──────── DATA FOR THIS EXERCISE ────────

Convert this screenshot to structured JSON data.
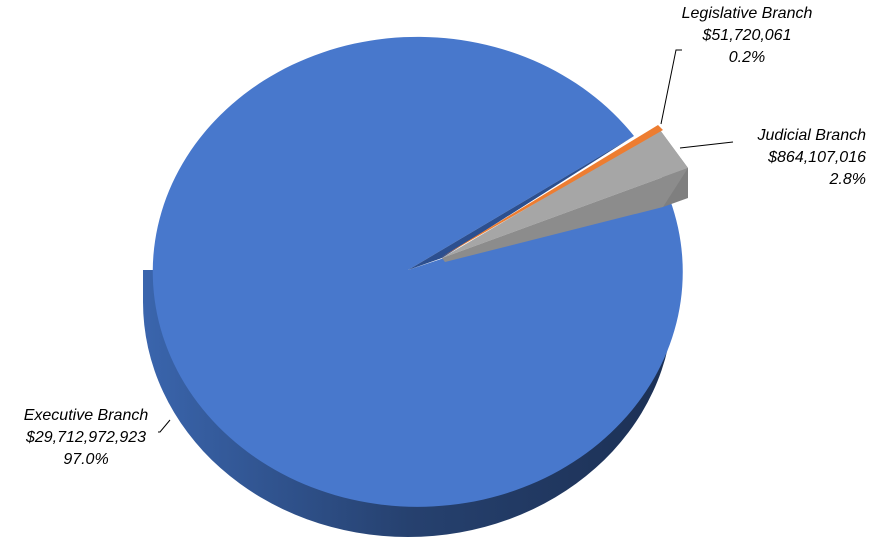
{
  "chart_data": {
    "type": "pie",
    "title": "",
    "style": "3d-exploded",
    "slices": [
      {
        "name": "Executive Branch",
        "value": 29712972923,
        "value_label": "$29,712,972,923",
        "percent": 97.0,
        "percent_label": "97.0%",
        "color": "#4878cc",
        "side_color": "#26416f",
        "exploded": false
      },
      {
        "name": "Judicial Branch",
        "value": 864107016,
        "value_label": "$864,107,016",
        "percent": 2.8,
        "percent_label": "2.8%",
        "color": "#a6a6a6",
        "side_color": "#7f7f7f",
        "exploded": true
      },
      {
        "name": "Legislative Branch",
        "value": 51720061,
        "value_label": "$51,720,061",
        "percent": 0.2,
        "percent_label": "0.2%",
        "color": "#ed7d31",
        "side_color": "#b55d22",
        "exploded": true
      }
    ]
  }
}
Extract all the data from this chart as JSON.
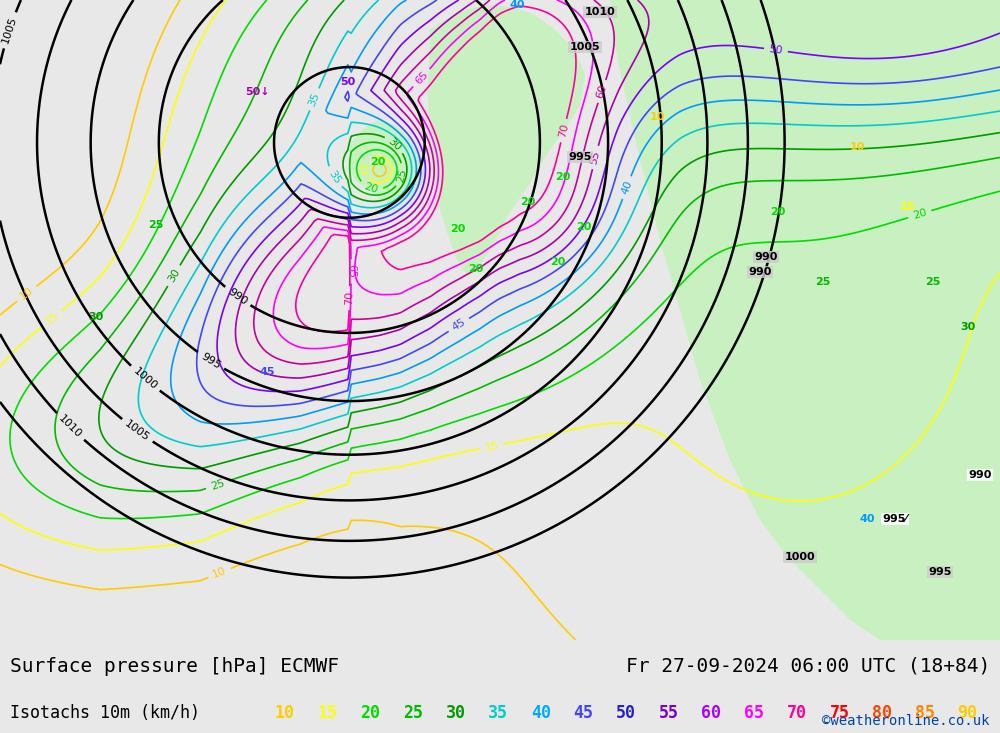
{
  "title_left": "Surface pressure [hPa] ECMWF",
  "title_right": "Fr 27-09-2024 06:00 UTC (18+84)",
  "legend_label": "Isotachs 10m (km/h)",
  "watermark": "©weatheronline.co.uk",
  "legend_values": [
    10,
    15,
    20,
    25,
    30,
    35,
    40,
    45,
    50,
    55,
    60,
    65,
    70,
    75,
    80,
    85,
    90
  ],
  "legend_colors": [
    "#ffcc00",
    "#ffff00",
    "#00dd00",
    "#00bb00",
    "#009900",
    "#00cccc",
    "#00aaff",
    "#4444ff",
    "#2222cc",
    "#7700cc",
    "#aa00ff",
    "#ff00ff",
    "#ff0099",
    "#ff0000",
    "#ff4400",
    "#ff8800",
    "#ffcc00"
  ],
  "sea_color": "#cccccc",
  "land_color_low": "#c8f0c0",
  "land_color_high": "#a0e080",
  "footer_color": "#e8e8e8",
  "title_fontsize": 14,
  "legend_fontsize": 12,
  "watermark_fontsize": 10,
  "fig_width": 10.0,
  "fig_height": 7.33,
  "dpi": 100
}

────────

> EXERCISE PROMPT
Gather each line of the listing containing the word "name" and show it.

> RESULT OF THIS TASK
        "name": "Executive Branch",
        "name": "Judicial Branch",
        "name": "Legislative Branch",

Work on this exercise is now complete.